··· RECORDS FOR THE TASK

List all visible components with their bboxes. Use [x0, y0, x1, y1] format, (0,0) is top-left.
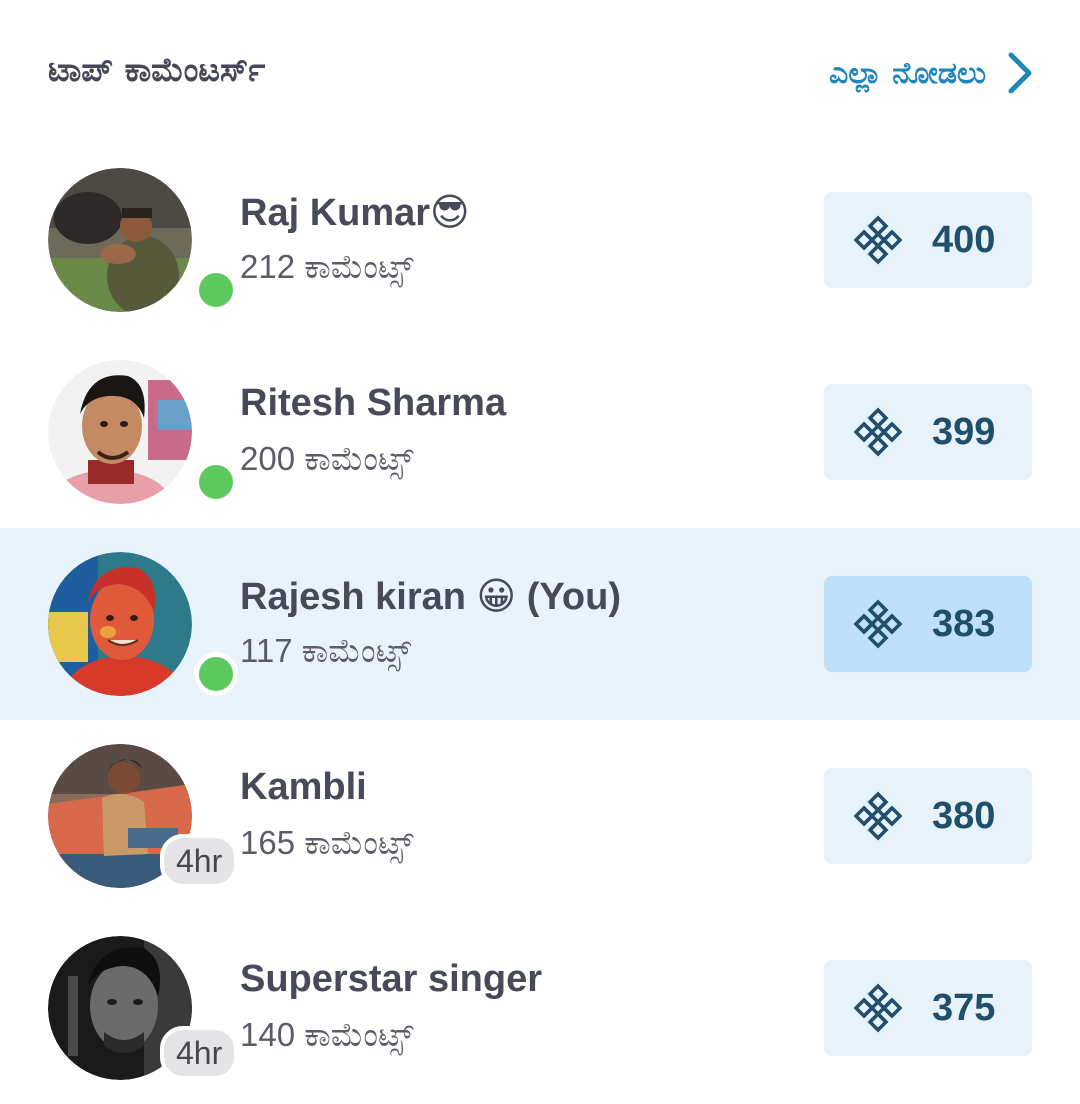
top-commenters-header: ಟಾಪ್ ಕಾಮೆಂಟರ್ಸ್ ಎಲ್ಲಾ ನೋಡಲು — [0, 0, 1080, 150]
endless-knot-icon — [853, 791, 903, 841]
score-value: 399 — [932, 410, 996, 453]
avatar[interactable] — [48, 552, 192, 696]
score-value: 400 — [932, 218, 996, 261]
score-badge[interactable]: 400 — [824, 192, 1032, 288]
avatar-container — [48, 552, 238, 696]
avatar[interactable] — [48, 360, 192, 504]
section-title: ಟಾಪ್ ಕಾಮೆಂಟರ್ಸ್ — [48, 50, 266, 89]
commenter-name[interactable]: Ritesh Sharma — [240, 382, 506, 425]
commenters-list: Raj Kumar😎 212 ಕಾಮೆಂಟ್ಸ್ 400 Ritesh Shar… — [0, 144, 1080, 1104]
see-all-link[interactable]: ಎಲ್ಲಾ ನೋಡಲು — [829, 48, 1034, 98]
comment-count: 117 ಕಾಮೆಂಟ್ಸ್ — [240, 632, 412, 669]
comment-count: 200 ಕಾಮೆಂಟ್ಸ್ — [240, 440, 414, 477]
avatar-container: 4hr — [48, 744, 239, 888]
avatar-container — [48, 168, 238, 312]
list-item-self[interactable]: Rajesh kiran 😀 (You) 117 ಕಾಮೆಂಟ್ಸ್ 383 — [0, 528, 1080, 720]
commenter-name[interactable]: Kambli — [240, 766, 367, 809]
endless-knot-icon — [853, 599, 903, 649]
online-status-indicator — [194, 460, 238, 504]
list-item[interactable]: Ritesh Sharma 200 ಕಾಮೆಂಟ್ಸ್ 399 — [0, 336, 1080, 528]
comment-count: 165 ಕಾಮೆಂಟ್ಸ್ — [240, 824, 414, 861]
last-seen-badge: 4hr — [160, 834, 239, 888]
online-status-indicator — [194, 268, 238, 312]
commenter-name[interactable]: Superstar singer — [240, 958, 542, 1001]
score-badge[interactable]: 383 — [824, 576, 1032, 672]
endless-knot-icon — [853, 983, 903, 1033]
list-item[interactable]: 4hr Kambli 165 ಕಾಮೆಂಟ್ಸ್ 380 — [0, 720, 1080, 912]
list-item[interactable]: Raj Kumar😎 212 ಕಾಮೆಂಟ್ಸ್ 400 — [0, 144, 1080, 336]
score-value: 375 — [932, 986, 996, 1029]
endless-knot-icon — [853, 215, 903, 265]
list-item[interactable]: 4hr Superstar singer 140 ಕಾಮೆಂಟ್ಸ್ 375 — [0, 912, 1080, 1104]
comment-count: 140 ಕಾಮೆಂಟ್ಸ್ — [240, 1016, 414, 1053]
score-value: 380 — [932, 794, 996, 837]
avatar-container — [48, 360, 238, 504]
commenter-name[interactable]: Rajesh kiran 😀 (You) — [240, 574, 621, 619]
see-all-label: ಎಲ್ಲಾ ನೋಡಲು — [828, 55, 986, 91]
avatar-container: 4hr — [48, 936, 239, 1080]
score-value: 383 — [932, 602, 996, 645]
score-badge[interactable]: 375 — [824, 960, 1032, 1056]
avatar[interactable] — [48, 168, 192, 312]
score-badge[interactable]: 380 — [824, 768, 1032, 864]
comment-count: 212 ಕಾಮೆಂಟ್ಸ್ — [240, 248, 414, 285]
commenter-name[interactable]: Raj Kumar😎 — [240, 190, 470, 235]
score-badge[interactable]: 399 — [824, 384, 1032, 480]
chevron-right-icon — [1008, 52, 1032, 94]
endless-knot-icon — [853, 407, 903, 457]
last-seen-badge: 4hr — [160, 1026, 239, 1080]
online-status-indicator — [194, 652, 238, 696]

······

» WHAT YOU SHOULD DO
Reproduce the listing above line for line with no changes, leaving out the picture.

» RESPONSE
List all visible components with their bboxes. Use [x0, y0, x1, y1] format, (0,0) is top-left.
top-commenters-header: ಟಾಪ್ ಕಾಮೆಂಟರ್ಸ್ ಎಲ್ಲಾ ನೋಡಲು — [0, 0, 1080, 150]
endless-knot-icon — [853, 791, 903, 841]
score-value: 399 — [932, 410, 996, 453]
avatar[interactable] — [48, 552, 192, 696]
score-value: 400 — [932, 218, 996, 261]
score-badge[interactable]: 400 — [824, 192, 1032, 288]
avatar-container — [48, 552, 238, 696]
avatar[interactable] — [48, 360, 192, 504]
section-title: ಟಾಪ್ ಕಾಮೆಂಟರ್ಸ್ — [48, 50, 266, 89]
commenter-name[interactable]: Ritesh Sharma — [240, 382, 506, 425]
commenters-list: Raj Kumar😎 212 ಕಾಮೆಂಟ್ಸ್ 400 Ritesh Shar… — [0, 144, 1080, 1104]
see-all-link[interactable]: ಎಲ್ಲಾ ನೋಡಲು — [829, 48, 1034, 98]
comment-count: 117 ಕಾಮೆಂಟ್ಸ್ — [240, 632, 412, 669]
comment-count: 200 ಕಾಮೆಂಟ್ಸ್ — [240, 440, 414, 477]
avatar-container: 4hr — [48, 744, 239, 888]
avatar-container — [48, 168, 238, 312]
list-item-self[interactable]: Rajesh kiran 😀 (You) 117 ಕಾಮೆಂಟ್ಸ್ 383 — [0, 528, 1080, 720]
commenter-name[interactable]: Kambli — [240, 766, 367, 809]
endless-knot-icon — [853, 599, 903, 649]
online-status-indicator — [194, 460, 238, 504]
list-item[interactable]: Ritesh Sharma 200 ಕಾಮೆಂಟ್ಸ್ 399 — [0, 336, 1080, 528]
comment-count: 165 ಕಾಮೆಂಟ್ಸ್ — [240, 824, 414, 861]
last-seen-badge: 4hr — [160, 834, 239, 888]
online-status-indicator — [194, 268, 238, 312]
commenter-name[interactable]: Superstar singer — [240, 958, 542, 1001]
score-badge[interactable]: 383 — [824, 576, 1032, 672]
endless-knot-icon — [853, 983, 903, 1033]
list-item[interactable]: 4hr Kambli 165 ಕಾಮೆಂಟ್ಸ್ 380 — [0, 720, 1080, 912]
list-item[interactable]: Raj Kumar😎 212 ಕಾಮೆಂಟ್ಸ್ 400 — [0, 144, 1080, 336]
score-value: 375 — [932, 986, 996, 1029]
endless-knot-icon — [853, 215, 903, 265]
list-item[interactable]: 4hr Superstar singer 140 ಕಾಮೆಂಟ್ಸ್ 375 — [0, 912, 1080, 1104]
comment-count: 140 ಕಾಮೆಂಟ್ಸ್ — [240, 1016, 414, 1053]
score-value: 380 — [932, 794, 996, 837]
avatar-container — [48, 360, 238, 504]
commenter-name[interactable]: Rajesh kiran 😀 (You) — [240, 574, 621, 619]
see-all-label: ಎಲ್ಲಾ ನೋಡಲು — [828, 55, 986, 91]
avatar-container: 4hr — [48, 936, 239, 1080]
score-value: 383 — [932, 602, 996, 645]
score-badge[interactable]: 375 — [824, 960, 1032, 1056]
avatar[interactable] — [48, 168, 192, 312]
score-badge[interactable]: 380 — [824, 768, 1032, 864]
comment-count: 212 ಕಾಮೆಂಟ್ಸ್ — [240, 248, 414, 285]
commenter-name[interactable]: Raj Kumar😎 — [240, 190, 470, 235]
score-badge[interactable]: 399 — [824, 384, 1032, 480]
chevron-right-icon — [1008, 52, 1032, 94]
endless-knot-icon — [853, 407, 903, 457]
last-seen-badge: 4hr — [160, 1026, 239, 1080]
online-status-indicator — [194, 652, 238, 696]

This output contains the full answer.